OBJECTIVE. In the records that follow, locate every line with "είναι" and extract it.

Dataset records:

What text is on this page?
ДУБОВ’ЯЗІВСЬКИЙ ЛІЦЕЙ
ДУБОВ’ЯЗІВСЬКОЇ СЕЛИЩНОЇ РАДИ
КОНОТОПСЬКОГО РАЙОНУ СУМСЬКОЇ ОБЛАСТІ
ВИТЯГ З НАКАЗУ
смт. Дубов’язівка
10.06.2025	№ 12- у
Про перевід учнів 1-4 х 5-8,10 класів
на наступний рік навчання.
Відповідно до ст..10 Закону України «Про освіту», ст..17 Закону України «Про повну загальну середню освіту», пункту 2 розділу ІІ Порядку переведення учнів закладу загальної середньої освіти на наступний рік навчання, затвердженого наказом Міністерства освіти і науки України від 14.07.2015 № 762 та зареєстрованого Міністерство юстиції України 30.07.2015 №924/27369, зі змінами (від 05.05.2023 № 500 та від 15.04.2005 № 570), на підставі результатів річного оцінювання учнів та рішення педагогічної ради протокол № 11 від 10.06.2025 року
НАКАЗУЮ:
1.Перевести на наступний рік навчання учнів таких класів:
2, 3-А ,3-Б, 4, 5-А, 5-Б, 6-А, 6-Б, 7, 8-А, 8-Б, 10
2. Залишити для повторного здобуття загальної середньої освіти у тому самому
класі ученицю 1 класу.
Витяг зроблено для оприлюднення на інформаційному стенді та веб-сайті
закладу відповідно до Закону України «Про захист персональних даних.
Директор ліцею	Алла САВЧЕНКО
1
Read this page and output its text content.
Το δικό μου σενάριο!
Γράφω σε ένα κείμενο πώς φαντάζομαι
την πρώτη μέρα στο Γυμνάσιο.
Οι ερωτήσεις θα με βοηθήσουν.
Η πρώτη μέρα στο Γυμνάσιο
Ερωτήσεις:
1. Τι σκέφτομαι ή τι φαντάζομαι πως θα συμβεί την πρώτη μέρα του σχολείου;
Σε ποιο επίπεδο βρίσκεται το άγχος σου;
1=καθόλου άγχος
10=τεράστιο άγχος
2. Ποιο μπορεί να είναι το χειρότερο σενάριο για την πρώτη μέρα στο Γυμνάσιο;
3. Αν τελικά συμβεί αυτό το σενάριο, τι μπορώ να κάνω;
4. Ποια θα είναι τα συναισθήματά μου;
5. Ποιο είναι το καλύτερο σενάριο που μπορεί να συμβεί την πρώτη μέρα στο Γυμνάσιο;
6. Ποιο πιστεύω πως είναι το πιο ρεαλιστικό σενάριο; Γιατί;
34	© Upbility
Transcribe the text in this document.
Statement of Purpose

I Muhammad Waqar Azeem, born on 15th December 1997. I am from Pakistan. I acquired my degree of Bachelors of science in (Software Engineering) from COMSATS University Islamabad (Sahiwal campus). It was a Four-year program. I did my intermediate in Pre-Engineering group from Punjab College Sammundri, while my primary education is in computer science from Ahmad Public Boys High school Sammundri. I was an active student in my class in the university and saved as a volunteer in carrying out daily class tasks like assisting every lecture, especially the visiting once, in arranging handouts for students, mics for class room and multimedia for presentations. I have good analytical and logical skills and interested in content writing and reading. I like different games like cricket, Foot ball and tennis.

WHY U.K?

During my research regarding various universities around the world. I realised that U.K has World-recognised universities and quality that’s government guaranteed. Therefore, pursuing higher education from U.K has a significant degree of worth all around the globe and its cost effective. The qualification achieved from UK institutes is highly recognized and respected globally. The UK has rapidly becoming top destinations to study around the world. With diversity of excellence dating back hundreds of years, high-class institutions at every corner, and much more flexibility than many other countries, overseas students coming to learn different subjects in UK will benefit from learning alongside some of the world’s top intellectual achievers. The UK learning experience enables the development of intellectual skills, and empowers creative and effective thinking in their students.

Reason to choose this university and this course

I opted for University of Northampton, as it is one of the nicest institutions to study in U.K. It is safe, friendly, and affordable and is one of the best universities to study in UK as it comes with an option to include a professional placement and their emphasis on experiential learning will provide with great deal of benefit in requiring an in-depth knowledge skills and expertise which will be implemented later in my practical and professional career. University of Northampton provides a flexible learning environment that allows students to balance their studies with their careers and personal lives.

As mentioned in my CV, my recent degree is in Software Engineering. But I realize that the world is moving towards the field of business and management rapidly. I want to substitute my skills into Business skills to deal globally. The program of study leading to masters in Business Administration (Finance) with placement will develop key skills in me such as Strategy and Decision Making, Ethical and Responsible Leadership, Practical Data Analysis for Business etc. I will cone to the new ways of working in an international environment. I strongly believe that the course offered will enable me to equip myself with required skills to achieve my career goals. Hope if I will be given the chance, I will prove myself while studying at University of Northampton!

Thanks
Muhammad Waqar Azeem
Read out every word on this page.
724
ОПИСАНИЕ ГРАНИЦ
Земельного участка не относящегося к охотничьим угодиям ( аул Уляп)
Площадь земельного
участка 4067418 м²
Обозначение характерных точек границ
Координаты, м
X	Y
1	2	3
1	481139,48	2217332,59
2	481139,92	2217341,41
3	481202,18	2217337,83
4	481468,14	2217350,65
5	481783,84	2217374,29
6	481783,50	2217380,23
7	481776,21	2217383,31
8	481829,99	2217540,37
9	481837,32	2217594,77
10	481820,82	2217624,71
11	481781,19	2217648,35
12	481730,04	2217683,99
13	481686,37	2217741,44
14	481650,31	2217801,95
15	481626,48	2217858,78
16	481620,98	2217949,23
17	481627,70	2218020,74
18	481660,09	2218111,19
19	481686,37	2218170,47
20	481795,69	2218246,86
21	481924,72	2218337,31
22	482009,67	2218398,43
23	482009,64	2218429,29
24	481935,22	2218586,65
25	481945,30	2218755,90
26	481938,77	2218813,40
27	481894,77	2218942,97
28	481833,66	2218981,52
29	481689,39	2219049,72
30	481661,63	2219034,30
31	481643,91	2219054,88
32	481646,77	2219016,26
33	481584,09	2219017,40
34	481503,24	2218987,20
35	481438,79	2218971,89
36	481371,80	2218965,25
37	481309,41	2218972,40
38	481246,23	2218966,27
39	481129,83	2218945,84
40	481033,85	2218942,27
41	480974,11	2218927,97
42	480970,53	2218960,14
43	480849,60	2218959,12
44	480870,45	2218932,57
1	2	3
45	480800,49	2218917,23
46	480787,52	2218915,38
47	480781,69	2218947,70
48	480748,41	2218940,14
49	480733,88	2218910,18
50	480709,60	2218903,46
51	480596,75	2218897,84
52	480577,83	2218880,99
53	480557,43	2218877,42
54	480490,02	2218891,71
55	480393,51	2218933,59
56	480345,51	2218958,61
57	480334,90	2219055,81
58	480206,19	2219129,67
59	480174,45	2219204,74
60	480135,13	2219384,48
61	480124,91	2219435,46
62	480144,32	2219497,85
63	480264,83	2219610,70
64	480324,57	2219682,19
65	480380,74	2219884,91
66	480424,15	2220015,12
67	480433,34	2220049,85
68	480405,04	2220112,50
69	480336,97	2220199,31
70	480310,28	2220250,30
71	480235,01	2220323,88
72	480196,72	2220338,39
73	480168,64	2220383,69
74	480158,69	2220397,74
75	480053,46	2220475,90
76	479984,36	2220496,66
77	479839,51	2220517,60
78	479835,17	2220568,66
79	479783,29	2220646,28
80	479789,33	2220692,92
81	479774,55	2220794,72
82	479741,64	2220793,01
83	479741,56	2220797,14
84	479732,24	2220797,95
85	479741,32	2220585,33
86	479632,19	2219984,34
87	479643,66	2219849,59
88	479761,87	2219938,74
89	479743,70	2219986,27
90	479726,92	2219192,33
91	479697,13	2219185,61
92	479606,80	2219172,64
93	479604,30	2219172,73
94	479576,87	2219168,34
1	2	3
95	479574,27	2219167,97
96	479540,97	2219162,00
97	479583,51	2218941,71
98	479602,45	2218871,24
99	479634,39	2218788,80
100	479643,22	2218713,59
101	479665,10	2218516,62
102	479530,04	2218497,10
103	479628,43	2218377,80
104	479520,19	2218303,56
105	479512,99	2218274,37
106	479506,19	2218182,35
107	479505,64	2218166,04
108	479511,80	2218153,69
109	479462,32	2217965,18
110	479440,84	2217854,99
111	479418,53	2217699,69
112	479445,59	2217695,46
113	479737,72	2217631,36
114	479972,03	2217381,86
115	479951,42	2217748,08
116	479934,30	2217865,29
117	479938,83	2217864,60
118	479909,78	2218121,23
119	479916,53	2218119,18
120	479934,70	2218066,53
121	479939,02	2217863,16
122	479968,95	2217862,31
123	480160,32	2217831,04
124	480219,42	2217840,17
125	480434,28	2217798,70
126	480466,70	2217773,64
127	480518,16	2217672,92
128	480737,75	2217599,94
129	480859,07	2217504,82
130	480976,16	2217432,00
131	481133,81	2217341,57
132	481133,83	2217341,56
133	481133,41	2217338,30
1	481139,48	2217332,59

REPLY.
2. Ποιο μπορεί να είναι το χειρότερο σενάριο για την πρώτη μέρα στο Γυμνάσιο;
4. Ποια θα είναι τα συναισθήματά μου;
5. Ποιο είναι το καλύτερο σενάριο που μπορεί να συμβεί την πρώτη μέρα στο Γυμνάσιο;
6. Ποιο πιστεύω πως είναι το πιο ρεαλιστικό σενάριο; Γιατί;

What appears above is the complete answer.